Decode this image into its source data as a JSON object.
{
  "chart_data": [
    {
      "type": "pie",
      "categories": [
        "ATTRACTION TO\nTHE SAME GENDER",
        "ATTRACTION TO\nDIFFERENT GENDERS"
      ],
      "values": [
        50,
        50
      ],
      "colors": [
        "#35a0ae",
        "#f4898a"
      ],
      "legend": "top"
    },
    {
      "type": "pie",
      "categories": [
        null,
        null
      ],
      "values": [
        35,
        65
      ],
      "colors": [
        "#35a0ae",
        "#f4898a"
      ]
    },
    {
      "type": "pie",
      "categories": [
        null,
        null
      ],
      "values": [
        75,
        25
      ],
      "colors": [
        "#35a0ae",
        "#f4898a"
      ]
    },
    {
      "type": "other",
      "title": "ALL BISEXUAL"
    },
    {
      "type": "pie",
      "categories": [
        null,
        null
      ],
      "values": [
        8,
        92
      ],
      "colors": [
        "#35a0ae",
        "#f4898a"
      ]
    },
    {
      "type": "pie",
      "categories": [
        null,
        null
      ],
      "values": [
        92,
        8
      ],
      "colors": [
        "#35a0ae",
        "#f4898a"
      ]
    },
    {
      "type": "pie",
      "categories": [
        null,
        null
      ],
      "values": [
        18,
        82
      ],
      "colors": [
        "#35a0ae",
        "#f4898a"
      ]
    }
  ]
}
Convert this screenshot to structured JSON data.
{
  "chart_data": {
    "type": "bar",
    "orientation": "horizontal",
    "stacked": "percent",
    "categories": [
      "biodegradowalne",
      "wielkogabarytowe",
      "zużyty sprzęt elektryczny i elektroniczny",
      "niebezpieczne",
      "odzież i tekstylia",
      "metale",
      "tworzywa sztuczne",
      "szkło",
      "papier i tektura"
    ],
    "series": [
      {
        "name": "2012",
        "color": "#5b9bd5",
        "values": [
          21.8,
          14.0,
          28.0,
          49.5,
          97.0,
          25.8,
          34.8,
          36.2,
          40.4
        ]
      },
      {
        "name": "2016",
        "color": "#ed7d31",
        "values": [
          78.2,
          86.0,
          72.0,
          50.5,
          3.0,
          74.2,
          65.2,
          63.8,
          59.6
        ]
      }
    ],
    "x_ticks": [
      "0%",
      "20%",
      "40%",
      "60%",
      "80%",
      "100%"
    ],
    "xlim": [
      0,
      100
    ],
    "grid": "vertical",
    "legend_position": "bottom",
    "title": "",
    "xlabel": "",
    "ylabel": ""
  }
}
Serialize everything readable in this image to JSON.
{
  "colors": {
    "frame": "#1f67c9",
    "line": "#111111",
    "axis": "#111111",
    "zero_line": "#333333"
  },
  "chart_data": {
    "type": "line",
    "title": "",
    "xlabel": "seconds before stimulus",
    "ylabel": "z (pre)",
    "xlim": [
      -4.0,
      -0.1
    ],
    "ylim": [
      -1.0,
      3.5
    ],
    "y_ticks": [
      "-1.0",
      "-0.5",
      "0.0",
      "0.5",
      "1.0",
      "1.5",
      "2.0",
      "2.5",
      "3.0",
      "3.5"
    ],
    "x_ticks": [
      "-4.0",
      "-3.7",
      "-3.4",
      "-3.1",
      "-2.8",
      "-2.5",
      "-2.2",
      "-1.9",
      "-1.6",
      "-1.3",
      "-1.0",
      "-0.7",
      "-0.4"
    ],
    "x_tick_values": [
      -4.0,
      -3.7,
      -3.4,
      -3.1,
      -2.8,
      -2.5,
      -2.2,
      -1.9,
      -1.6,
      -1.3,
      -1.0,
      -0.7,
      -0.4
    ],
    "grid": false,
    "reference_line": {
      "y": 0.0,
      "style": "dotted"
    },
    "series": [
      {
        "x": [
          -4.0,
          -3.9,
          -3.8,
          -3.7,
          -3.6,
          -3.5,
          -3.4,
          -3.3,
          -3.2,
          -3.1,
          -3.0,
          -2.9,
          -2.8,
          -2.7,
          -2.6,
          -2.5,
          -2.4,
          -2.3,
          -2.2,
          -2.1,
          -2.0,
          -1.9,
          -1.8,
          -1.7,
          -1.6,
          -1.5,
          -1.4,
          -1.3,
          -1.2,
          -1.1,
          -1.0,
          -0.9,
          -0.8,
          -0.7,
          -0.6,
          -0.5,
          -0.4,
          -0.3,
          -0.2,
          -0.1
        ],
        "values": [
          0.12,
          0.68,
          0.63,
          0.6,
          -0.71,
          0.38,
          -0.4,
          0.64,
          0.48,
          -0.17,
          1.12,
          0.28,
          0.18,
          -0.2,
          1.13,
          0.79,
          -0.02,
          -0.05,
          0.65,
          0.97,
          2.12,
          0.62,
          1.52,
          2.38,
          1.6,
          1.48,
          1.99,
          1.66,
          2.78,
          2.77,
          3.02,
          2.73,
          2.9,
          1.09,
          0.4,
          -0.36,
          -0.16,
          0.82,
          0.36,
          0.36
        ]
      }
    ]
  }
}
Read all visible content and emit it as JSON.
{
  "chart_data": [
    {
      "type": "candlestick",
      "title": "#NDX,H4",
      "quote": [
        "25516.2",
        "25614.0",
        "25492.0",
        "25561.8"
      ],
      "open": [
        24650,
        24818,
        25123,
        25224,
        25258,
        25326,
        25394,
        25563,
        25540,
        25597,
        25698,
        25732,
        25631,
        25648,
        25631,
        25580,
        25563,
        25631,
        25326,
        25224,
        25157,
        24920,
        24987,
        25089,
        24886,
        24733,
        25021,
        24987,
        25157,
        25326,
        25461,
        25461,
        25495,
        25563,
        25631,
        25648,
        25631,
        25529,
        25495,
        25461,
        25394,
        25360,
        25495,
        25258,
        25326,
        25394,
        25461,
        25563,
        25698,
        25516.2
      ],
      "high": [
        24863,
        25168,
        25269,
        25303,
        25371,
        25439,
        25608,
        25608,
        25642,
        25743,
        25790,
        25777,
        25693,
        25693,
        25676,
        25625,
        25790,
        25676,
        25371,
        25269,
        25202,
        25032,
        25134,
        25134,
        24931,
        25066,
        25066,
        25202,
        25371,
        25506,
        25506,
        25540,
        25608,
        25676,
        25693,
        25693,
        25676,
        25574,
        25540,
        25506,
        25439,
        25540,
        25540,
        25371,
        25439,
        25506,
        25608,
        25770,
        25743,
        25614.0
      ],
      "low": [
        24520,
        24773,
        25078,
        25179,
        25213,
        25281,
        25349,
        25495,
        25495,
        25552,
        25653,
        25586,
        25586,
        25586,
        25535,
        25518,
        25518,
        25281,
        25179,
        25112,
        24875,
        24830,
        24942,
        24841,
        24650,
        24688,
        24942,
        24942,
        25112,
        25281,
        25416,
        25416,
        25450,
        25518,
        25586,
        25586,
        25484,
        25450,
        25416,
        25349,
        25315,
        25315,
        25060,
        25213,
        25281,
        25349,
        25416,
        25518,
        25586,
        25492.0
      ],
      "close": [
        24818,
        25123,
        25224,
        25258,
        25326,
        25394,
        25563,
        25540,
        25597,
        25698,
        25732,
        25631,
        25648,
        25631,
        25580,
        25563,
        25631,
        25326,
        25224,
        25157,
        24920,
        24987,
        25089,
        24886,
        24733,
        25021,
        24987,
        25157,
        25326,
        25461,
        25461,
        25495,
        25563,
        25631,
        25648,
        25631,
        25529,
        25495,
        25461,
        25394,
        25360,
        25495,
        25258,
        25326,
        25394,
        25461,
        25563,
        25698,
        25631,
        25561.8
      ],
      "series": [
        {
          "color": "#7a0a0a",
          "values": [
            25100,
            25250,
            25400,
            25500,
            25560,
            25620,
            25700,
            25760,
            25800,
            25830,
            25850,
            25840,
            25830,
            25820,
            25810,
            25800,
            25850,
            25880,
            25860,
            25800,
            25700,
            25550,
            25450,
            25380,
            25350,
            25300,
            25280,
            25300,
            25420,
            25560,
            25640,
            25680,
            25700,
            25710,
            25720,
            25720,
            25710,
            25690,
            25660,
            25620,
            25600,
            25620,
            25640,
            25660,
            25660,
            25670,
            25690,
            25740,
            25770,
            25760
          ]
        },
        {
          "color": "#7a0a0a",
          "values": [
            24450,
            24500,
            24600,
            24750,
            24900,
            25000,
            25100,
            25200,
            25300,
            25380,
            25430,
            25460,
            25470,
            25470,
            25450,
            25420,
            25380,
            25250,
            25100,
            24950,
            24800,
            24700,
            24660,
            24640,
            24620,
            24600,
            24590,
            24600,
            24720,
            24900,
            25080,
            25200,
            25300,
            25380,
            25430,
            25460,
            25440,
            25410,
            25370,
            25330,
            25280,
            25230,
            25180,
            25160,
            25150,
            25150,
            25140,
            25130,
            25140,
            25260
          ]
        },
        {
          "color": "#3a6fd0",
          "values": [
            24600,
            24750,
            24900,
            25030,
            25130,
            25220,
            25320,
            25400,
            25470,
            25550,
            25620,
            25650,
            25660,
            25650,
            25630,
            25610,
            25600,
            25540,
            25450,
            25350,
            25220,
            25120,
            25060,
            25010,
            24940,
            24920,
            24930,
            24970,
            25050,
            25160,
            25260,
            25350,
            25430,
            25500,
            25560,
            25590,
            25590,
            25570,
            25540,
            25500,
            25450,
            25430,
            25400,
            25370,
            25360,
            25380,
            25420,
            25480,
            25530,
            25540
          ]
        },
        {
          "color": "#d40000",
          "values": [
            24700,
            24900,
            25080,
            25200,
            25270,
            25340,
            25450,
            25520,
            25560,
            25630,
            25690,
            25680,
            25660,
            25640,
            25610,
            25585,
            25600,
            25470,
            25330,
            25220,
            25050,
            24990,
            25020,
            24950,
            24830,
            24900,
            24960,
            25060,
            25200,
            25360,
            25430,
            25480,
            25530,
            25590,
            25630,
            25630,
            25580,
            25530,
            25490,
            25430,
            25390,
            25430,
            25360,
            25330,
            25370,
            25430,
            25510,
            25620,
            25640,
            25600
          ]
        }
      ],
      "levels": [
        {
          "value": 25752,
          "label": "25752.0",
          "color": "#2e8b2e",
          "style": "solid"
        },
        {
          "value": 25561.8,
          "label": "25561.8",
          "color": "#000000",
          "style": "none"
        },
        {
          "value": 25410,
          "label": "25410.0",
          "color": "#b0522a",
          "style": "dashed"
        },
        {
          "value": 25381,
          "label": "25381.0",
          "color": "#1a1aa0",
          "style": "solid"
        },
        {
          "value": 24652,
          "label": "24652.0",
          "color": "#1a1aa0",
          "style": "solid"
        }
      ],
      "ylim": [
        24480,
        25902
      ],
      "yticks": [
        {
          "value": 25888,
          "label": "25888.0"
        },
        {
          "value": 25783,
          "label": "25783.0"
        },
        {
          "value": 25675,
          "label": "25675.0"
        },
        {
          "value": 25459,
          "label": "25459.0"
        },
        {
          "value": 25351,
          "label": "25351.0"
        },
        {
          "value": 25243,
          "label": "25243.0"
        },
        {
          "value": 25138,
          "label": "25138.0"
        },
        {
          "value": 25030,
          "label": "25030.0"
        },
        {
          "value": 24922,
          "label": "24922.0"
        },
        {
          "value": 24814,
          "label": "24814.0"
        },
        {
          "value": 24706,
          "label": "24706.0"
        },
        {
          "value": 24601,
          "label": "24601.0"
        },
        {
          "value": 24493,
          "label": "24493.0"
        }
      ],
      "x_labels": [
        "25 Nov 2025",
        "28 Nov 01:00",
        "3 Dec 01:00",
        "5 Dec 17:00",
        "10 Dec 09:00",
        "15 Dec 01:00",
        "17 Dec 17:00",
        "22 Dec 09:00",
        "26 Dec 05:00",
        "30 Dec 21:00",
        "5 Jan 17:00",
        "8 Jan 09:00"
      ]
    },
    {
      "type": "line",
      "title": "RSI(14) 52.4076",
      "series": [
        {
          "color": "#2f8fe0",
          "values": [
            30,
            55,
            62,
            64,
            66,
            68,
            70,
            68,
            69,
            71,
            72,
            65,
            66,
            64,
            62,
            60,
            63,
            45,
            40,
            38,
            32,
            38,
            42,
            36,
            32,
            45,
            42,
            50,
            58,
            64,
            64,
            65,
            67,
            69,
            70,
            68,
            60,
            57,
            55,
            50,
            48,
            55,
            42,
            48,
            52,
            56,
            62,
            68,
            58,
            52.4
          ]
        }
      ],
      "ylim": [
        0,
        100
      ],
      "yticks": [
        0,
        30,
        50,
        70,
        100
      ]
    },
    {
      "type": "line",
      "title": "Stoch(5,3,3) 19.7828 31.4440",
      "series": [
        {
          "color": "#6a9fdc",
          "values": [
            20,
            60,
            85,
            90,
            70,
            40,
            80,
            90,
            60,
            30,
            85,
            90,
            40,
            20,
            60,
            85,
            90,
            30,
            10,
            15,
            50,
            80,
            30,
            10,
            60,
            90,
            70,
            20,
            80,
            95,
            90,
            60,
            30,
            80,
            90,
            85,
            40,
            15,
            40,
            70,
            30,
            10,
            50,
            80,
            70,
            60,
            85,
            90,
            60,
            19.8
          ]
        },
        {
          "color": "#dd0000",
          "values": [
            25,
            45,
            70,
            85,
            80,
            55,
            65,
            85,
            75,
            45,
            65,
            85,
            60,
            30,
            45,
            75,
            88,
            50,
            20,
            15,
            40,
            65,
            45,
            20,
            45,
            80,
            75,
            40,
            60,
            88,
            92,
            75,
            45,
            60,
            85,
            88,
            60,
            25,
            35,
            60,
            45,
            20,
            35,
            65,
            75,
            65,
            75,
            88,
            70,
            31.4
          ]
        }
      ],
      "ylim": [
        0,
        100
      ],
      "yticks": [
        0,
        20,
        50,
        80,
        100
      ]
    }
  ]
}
:::
* [TASK INSTRUCTIONS]: Check each line of these records for the string "this" and state only how many lines have it.

* [CORRECT RESPONSE]: 3